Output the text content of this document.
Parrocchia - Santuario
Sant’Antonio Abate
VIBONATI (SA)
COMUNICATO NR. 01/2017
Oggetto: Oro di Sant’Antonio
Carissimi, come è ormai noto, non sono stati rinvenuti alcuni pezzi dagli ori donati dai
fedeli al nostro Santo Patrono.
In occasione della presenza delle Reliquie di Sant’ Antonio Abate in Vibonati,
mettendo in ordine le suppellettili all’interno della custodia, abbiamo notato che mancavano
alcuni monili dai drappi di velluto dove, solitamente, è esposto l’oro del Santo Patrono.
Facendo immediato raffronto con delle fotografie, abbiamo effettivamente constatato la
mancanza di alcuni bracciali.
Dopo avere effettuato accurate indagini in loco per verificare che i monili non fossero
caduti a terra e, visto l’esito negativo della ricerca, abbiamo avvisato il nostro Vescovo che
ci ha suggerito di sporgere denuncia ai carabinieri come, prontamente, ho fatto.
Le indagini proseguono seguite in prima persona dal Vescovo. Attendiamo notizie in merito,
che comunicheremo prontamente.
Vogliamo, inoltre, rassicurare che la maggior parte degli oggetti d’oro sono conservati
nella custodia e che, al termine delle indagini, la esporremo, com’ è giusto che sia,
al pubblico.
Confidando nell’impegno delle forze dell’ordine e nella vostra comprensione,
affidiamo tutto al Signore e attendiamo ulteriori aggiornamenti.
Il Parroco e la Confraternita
____________________
[BRIEF] Of the lines in the data above, how many contain the word "ordine"? Give only that figure.

[RESPONSE FOR THIS EXERCISE] 2